• _EXERCISE PROMPT_
Copy all lines in which the word "title" can be found.

• _STORED RECORDS_
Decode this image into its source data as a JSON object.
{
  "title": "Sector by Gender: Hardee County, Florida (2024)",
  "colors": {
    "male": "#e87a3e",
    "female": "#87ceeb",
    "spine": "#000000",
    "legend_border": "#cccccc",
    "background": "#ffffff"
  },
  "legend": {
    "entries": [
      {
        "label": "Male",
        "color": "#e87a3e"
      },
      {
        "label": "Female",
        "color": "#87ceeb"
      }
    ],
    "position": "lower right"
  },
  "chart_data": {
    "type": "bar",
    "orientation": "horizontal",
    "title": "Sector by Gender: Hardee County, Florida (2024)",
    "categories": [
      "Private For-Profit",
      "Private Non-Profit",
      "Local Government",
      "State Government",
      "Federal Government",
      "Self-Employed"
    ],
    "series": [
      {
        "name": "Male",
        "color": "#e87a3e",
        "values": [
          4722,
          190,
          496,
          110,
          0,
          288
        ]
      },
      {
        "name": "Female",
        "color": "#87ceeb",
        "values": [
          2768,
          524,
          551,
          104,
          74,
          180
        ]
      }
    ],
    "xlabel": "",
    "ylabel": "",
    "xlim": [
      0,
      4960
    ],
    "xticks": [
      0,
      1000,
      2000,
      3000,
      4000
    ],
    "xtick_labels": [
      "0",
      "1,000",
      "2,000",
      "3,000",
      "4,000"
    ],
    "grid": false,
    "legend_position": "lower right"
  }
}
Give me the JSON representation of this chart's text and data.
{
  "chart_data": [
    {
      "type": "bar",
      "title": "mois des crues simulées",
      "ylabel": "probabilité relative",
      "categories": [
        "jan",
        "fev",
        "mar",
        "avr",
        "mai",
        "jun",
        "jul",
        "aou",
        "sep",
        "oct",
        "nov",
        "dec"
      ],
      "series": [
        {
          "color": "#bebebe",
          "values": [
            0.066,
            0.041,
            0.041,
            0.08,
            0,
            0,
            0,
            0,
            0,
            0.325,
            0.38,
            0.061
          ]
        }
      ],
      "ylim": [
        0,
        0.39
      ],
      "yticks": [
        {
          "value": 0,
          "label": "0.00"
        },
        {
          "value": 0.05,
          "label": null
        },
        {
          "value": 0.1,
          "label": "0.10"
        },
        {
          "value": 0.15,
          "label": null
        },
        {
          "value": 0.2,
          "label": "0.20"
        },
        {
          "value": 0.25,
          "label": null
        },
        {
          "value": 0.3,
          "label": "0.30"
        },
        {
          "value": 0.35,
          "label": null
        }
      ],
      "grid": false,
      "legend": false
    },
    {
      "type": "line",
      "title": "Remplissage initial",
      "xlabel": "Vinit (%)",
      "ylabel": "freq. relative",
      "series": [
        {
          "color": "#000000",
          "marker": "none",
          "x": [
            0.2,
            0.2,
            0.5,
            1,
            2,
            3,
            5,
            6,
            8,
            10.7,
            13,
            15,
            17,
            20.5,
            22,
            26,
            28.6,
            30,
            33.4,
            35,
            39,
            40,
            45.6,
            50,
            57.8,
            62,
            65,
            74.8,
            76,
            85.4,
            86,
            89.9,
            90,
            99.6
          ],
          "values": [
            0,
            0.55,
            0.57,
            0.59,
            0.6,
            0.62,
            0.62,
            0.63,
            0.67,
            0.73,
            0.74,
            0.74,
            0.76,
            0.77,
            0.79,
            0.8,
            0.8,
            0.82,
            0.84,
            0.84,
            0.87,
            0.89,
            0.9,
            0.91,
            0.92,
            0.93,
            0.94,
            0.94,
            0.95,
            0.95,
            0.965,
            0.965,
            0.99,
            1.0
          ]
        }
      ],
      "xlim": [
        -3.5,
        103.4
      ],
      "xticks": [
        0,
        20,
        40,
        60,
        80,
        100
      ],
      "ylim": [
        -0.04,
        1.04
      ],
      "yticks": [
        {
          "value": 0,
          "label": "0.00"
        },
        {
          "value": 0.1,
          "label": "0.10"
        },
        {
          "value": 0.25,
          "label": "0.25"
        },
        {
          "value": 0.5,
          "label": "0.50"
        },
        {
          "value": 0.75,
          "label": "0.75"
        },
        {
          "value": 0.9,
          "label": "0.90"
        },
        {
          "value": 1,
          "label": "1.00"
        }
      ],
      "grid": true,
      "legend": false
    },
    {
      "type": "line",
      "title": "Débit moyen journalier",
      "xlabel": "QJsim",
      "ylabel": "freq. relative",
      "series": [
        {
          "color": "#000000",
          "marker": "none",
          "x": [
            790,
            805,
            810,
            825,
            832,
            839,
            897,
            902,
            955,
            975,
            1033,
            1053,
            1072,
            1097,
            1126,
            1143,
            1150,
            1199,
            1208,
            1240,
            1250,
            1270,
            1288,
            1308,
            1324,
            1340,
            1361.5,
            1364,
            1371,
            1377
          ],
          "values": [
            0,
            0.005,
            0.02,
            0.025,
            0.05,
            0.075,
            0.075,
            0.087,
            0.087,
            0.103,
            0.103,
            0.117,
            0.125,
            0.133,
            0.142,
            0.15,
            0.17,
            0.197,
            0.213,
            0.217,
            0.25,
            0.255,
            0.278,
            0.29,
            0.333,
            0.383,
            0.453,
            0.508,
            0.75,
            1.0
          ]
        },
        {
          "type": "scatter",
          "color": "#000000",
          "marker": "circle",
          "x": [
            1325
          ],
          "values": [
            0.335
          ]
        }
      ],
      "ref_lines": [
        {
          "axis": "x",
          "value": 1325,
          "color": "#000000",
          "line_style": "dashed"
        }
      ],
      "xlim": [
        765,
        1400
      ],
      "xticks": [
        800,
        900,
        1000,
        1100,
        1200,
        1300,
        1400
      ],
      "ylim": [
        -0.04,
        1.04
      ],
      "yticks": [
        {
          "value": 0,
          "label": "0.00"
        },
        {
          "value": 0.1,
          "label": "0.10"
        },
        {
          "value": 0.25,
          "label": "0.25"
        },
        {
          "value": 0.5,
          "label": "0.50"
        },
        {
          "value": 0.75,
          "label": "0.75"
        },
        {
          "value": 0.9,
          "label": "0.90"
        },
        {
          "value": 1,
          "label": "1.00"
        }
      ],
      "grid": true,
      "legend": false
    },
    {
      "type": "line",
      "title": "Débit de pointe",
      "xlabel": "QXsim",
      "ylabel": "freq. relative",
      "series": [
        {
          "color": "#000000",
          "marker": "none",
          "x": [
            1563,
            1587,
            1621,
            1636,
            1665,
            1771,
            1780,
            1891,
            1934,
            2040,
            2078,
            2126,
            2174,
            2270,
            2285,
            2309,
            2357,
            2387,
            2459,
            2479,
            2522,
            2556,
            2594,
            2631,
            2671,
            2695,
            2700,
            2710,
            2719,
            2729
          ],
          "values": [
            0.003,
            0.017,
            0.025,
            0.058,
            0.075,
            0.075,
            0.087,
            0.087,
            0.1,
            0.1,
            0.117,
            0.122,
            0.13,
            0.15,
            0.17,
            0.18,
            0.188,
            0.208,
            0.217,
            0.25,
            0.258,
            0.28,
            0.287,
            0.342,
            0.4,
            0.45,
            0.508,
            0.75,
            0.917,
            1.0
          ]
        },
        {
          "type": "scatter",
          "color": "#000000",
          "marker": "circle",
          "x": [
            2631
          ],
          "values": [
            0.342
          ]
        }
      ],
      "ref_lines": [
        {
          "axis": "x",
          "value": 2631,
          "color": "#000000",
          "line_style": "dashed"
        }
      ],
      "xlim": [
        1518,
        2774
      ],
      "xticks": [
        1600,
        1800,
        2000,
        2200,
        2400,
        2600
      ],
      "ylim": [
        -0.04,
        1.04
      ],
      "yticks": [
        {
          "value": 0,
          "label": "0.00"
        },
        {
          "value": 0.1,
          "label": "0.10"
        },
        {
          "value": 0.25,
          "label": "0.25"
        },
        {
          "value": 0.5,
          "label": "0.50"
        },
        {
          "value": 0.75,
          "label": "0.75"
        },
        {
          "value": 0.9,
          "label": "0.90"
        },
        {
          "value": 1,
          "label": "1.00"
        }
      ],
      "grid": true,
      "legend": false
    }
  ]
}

• _FINISHED EXERCISE_
  "title": "Sector by Gender: Hardee County, Florida (2024)",
    "title": "Sector by Gender: Hardee County, Florida (2024)",
      "title": "mois des crues simulées",
      "title": "Remplissage initial",
      "title": "Débit moyen journalier",
      "title": "Débit de pointe",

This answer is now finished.